## Written exercise
In this exercise, print only the lines from the line with "Extract all readable text from this page." to the last line of the data below, inclusive. Any pictures should be left out.

## Stored rows
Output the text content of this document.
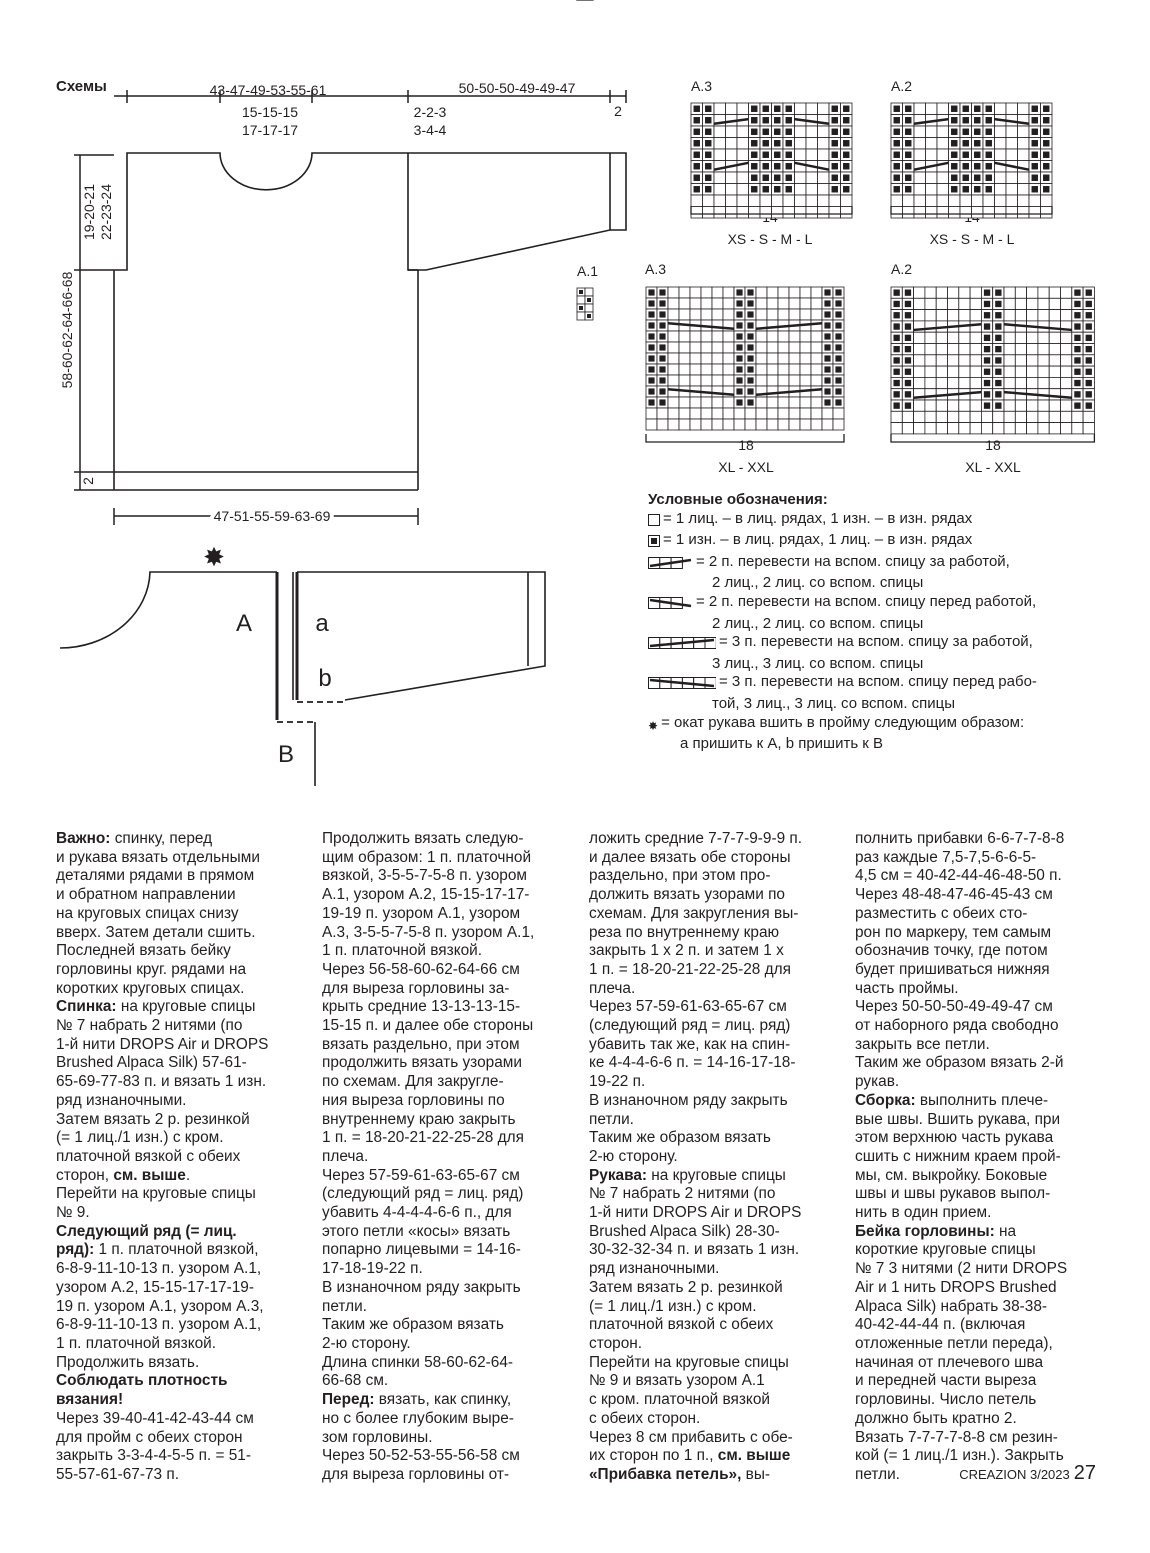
Схемы	43-47-49-53-55-61
15-15-15
17-17-17
2-2-3
3-4-4
50-50-50-49-49-47
2
19-20-21 22-23-24
58-60-62-64-66-68
2
47-51-55-59-63-69
✸
A	a
b
B
A.1
A.3	A.2
A.3	A.2
XS - S - M - L	XS - S - M - L
18
XL - XXL
18
XL - XXL
Условные обозначения:
= 1 лиц. – в лиц. рядах, 1 изн. – в изн. рядах
= 1 изн. – в лиц. рядах, 1 лиц. – в изн. рядах
= 2 п. перевести на вспом. спицу за работой,
2 лиц., 2 лиц. со вспом. спицы
= 2 п. перевести на вспом. спицу перед работой,
2 лиц., 2 лиц. со вспом. спицы
= 3 п. перевести на вспом. спицу за работой,
3 лиц., 3 лиц. со вспом. спицы
= 3 п. перевести на вспом. спицу перед рабо-
той, 3 лиц., 3 лиц. со вспом. спицы
✸ = окат рукава вшить в пройму следующим образом:
a пришить к A, b пришить к B
Важно: спинку, перед
и рукава вязать отдельными
деталями рядами в прямом
и обратном направлении
на круговых спицах снизу
вверх. Затем детали сшить.
Последней вязать бейку
горловины круг. рядами на
коротких круговых спицах.
Спинка: на круговые спицы
№ 7 набрать 2 нитями (по
1-й нити DROPS Air и DROPS
Brushed Alpaca Silk) 57-61-
65-69-77-83 п. и вязать 1 изн.
ряд изнаночными.
Затем вязать 2 р. резинкой
(= 1 лиц./1 изн.) с кром.
платочной вязкой с обеих
сторон, см. выше.
Перейти на круговые спицы
№ 9.
Следующий ряд (= лиц.
ряд): 1 п. платочной вязкой,
6-8-9-11-10-13 п. узором A.1,
узором A.2, 15-15-17-17-19-
19 п. узором A.1, узором A.3,
6-8-9-11-10-13 п. узором A.1,
1 п. платочной вязкой.
Продолжить вязать.
Соблюдать плотность
вязания!
Через 39-40-41-42-43-44 см
для пройм с обеих сторон
закрыть 3-3-4-4-5-5 п. = 51-
55-57-61-67-73 п.
Продолжить вязать следую-
щим образом: 1 п. платочной
вязкой, 3-5-5-7-5-8 п. узором
A.1, узором A.2, 15-15-17-17-
19-19 п. узором A.1, узором
A.3, 3-5-5-7-5-8 п. узором A.1,
1 п. платочной вязкой.
Через 56-58-60-62-64-66 см
для выреза горловины за-
крыть средние 13-13-13-15-
15-15 п. и далее обе стороны
вязать раздельно, при этом
продолжить вязать узорами
по схемам. Для закругле-
ния выреза горловины по
внутреннему краю закрыть
1 п. = 18-20-21-22-25-28 для
плеча.
Через 57-59-61-63-65-67 см
(следующий ряд = лиц. ряд)
убавить 4-4-4-4-6-6 п., для
этого петли «косы» вязать
попарно лицевыми = 14-16-
17-18-19-22 п.
В изнаночном ряду закрыть
петли.
Таким же образом вязать
2-ю сторону.
Длина спинки 58-60-62-64-
66-68 см.
Перед: вязать, как спинку,
но с более глубоким выре-
зом горловины.
Через 50-52-53-55-56-58 см
для выреза горловины от-
ложить средние 7-7-7-9-9-9 п.
и далее вязать обе стороны
раздельно, при этом про-
должить вязать узорами по
схемам. Для закругления вы-
реза по внутреннему краю
закрыть 1 х 2 п. и затем 1 х
1 п. = 18-20-21-22-25-28 для
плеча.
Через 57-59-61-63-65-67 см
(следующий ряд = лиц. ряд)
убавить так же, как на спин-
ке 4-4-4-6-6 п. = 14-16-17-18-
19-22 п.
В изнаночном ряду закрыть
петли.
Таким же образом вязать
2-ю сторону.
Рукава: на круговые спицы
№ 7 набрать 2 нитями (по
1-й нити DROPS Air и DROPS
Brushed Alpaca Silk) 28-30-
30-32-32-34 п. и вязать 1 изн.
ряд изнаночными.
Затем вязать 2 р. резинкой
(= 1 лиц./1 изн.) с кром.
платочной вязкой с обеих
сторон.
Перейти на круговые спицы
№ 9 и вязать узором A.1
с кром. платочной вязкой
с обеих сторон.
Через 8 см прибавить с обе-
их сторон по 1 п., см. выше
«Прибавка петель», вы-
полнить прибавки 6-6-7-7-8-8
раз каждые 7,5-7,5-6-6-5-
4,5 см = 40-42-44-46-48-50 п.
Через 48-48-47-46-45-43 см
разместить с обеих сто-
рон по маркеру, тем самым
обозначив точку, где потом
будет пришиваться нижняя
часть проймы.
Через 50-50-50-49-49-47 см
от наборного ряда свободно
закрыть все петли.
Таким же образом вязать 2-й
рукав.
Сборка: выполнить плече-
вые швы. Вшить рукава, при
этом верхнюю часть рукава
сшить с нижним краем прой-
мы, см. выкройку. Боковые
швы и швы рукавов выпол-
нить в один прием.
Бейка горловины: на
короткие круговые спицы
№ 7 3 нитями (2 нити DROPS
Air и 1 нить DROPS Brushed
Alpaca Silk) набрать 38-38-
40-42-44-44 п. (включая
отложенные петли переда),
начиная от плечевого шва
и передней части выреза
горловины. Число петель
должно быть кратно 2.
Вязать 7-7-7-7-8-8 см резин-
кой (= 1 лиц./1 изн.). Закрыть
петли.	CREAZION 3/2023 27
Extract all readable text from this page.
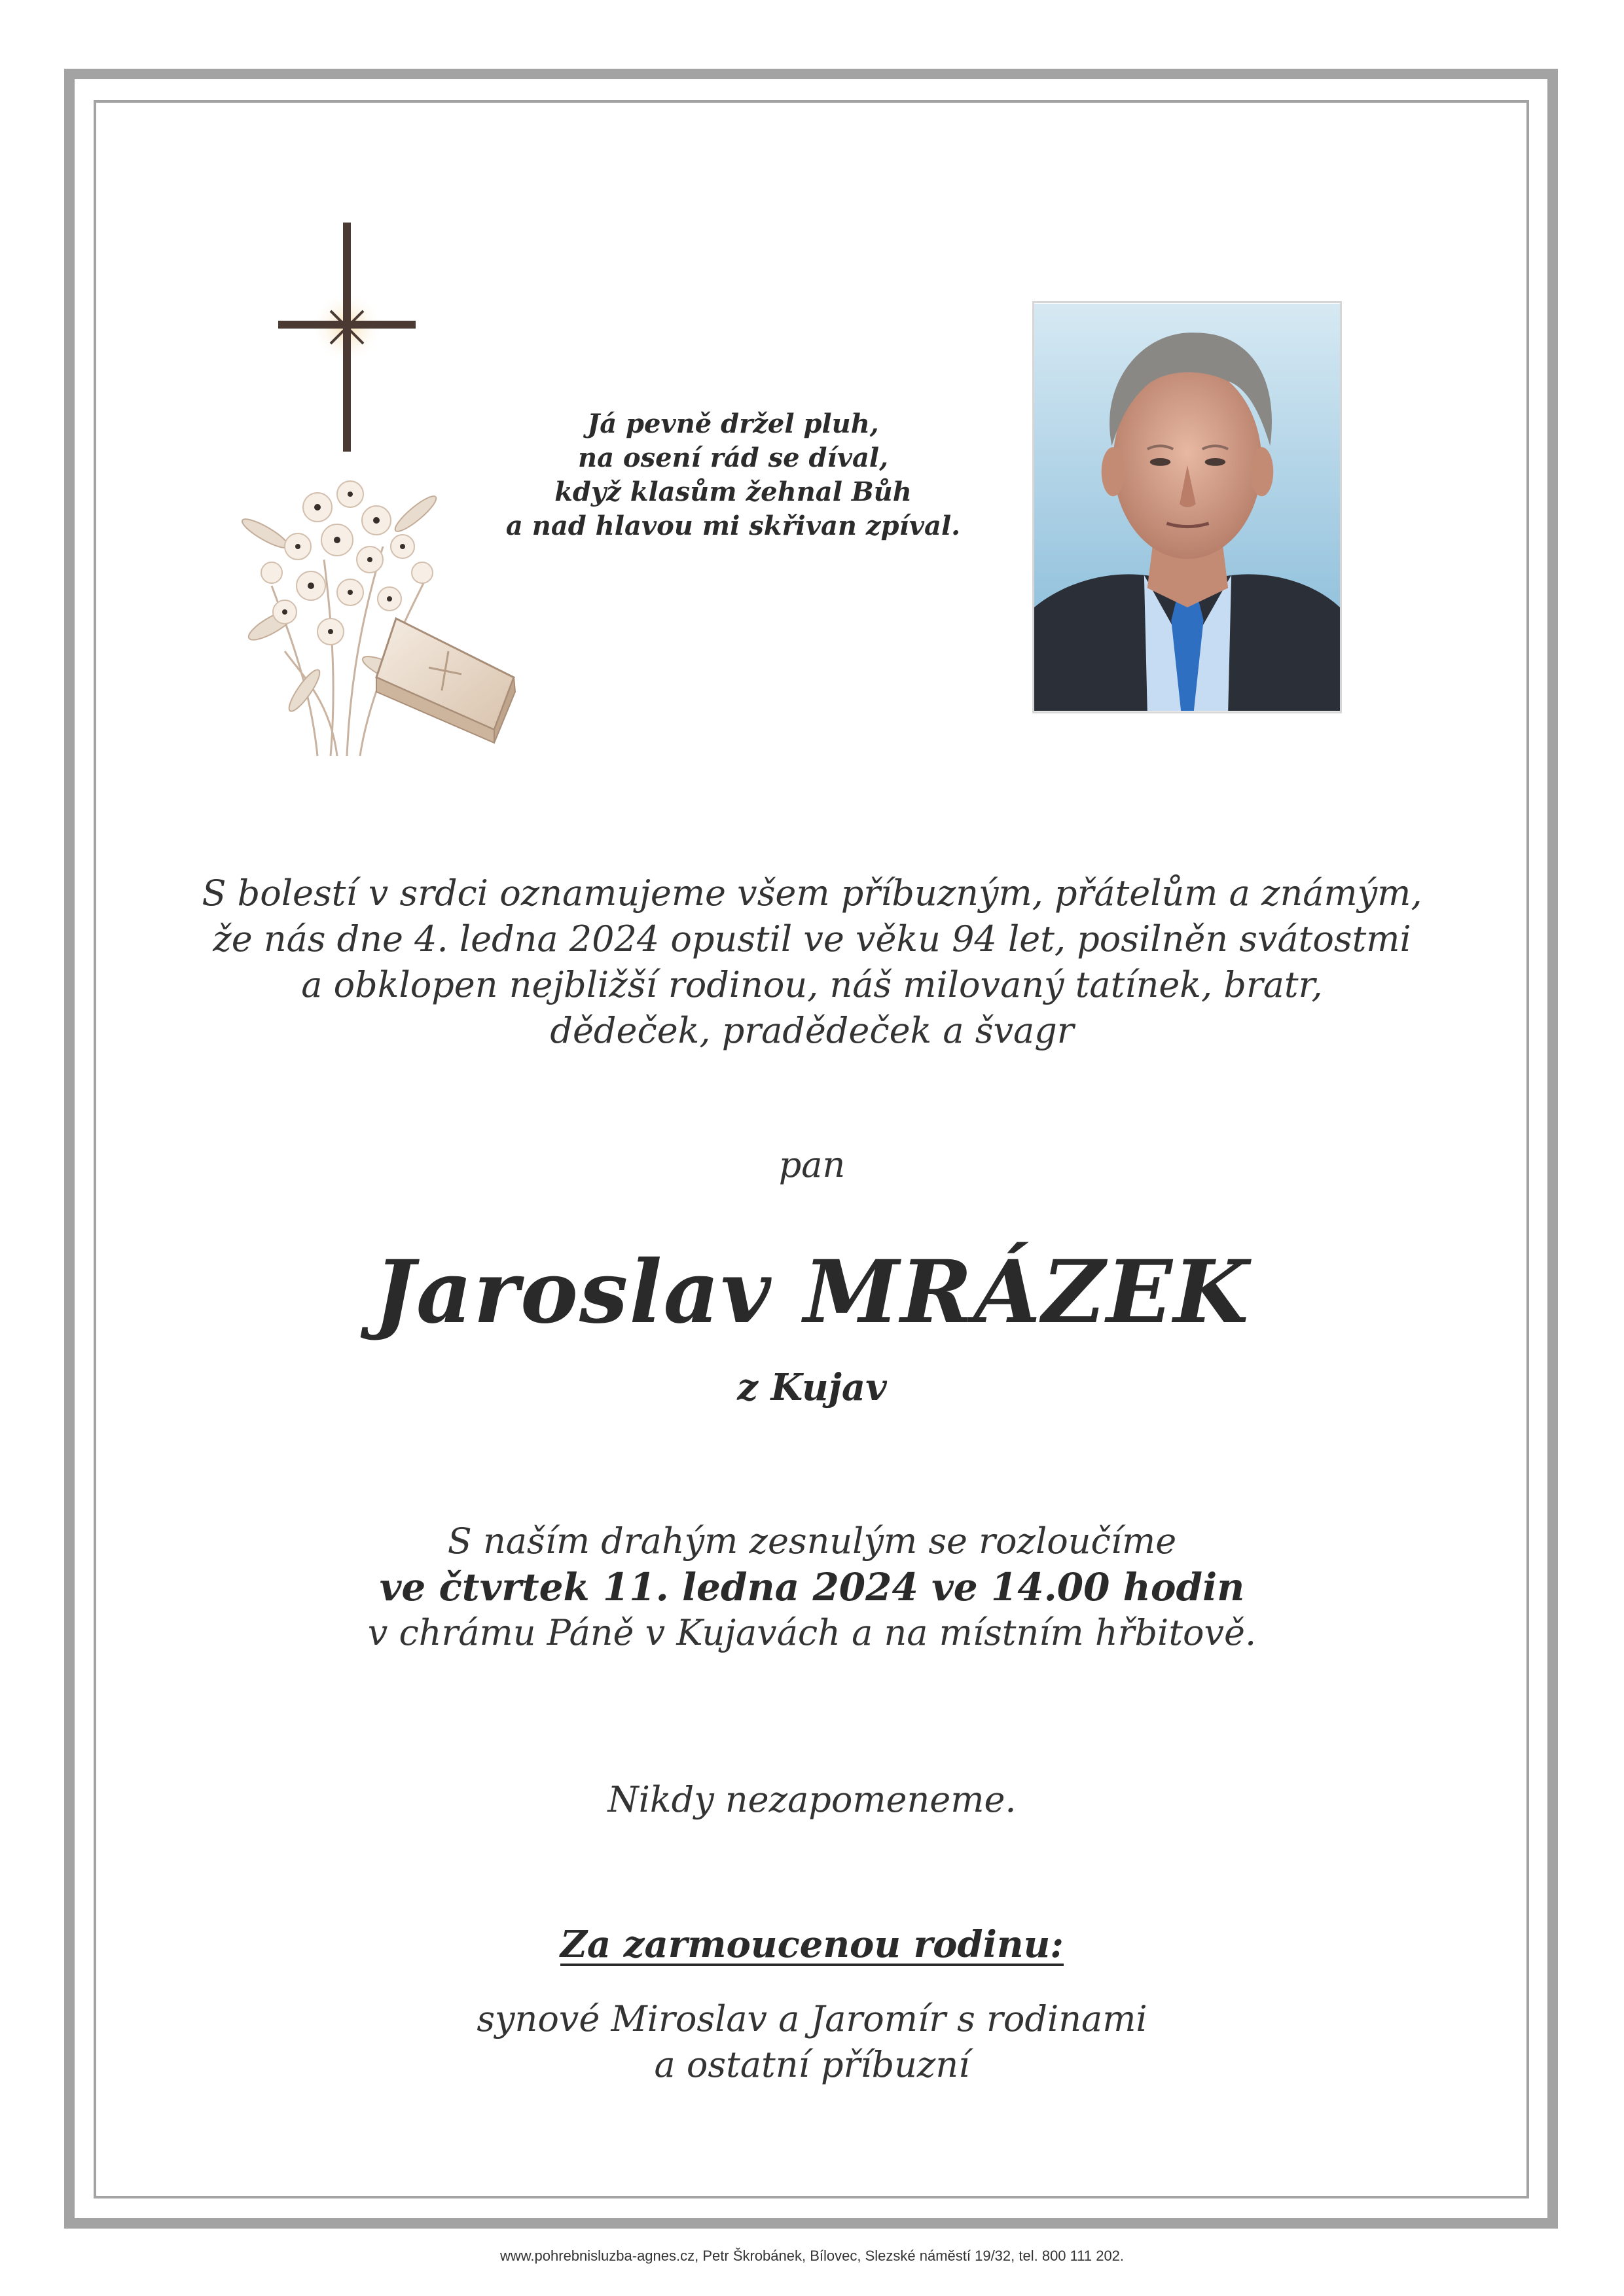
Já pevně držel pluh,
na osení rád se díval,
když klasům žehnal Bůh
a nad hlavou mi skřivan zpíval.
S bolestí v srdci oznamujeme všem příbuzným, přátelům a známým,
že nás dne 4. ledna 2024 opustil ve věku 94 let, posilněn svátostmi
a obklopen nejbližší rodinou, náš milovaný tatínek, bratr,
dědeček, pradědeček a švagr
pan
Jaroslav MRÁZEK
z Kujav
S naším drahým zesnulým se rozloučíme
ve čtvrtek 11. ledna 2024 ve 14.00 hodin
v chrámu Páně v Kujavách a na místním hřbitově.
Nikdy nezapomeneme.
Za zarmoucenou rodinu:
synové Miroslav a Jaromír s rodinami
a ostatní příbuzní
www.pohrebnisluzba-agnes.cz, Petr Škrobánek, Bílovec, Slezské náměstí 19/32, tel. 800 111 202.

## Result of this task
Extract all readable text from this page.
Já pevně držel pluh,
na osení rád se díval,
když klasům žehnal Bůh
a nad hlavou mi skřivan zpíval.
S bolestí v srdci oznamujeme všem příbuzným, přátelům a známým,
že nás dne 4. ledna 2024 opustil ve věku 94 let, posilněn svátostmi
a obklopen nejbližší rodinou, náš milovaný tatínek, bratr,
dědeček, pradědeček a švagr
pan
Jaroslav MRÁZEK
z Kujav
S naším drahým zesnulým se rozloučíme
ve čtvrtek 11. ledna 2024 ve 14.00 hodin
v chrámu Páně v Kujavách a na místním hřbitově.
Nikdy nezapomeneme.
Za zarmoucenou rodinu:
synové Miroslav a Jaromír s rodinami
a ostatní příbuzní
www.pohrebnisluzba-agnes.cz, Petr Škrobánek, Bílovec, Slezské náměstí 19/32, tel. 800 111 202.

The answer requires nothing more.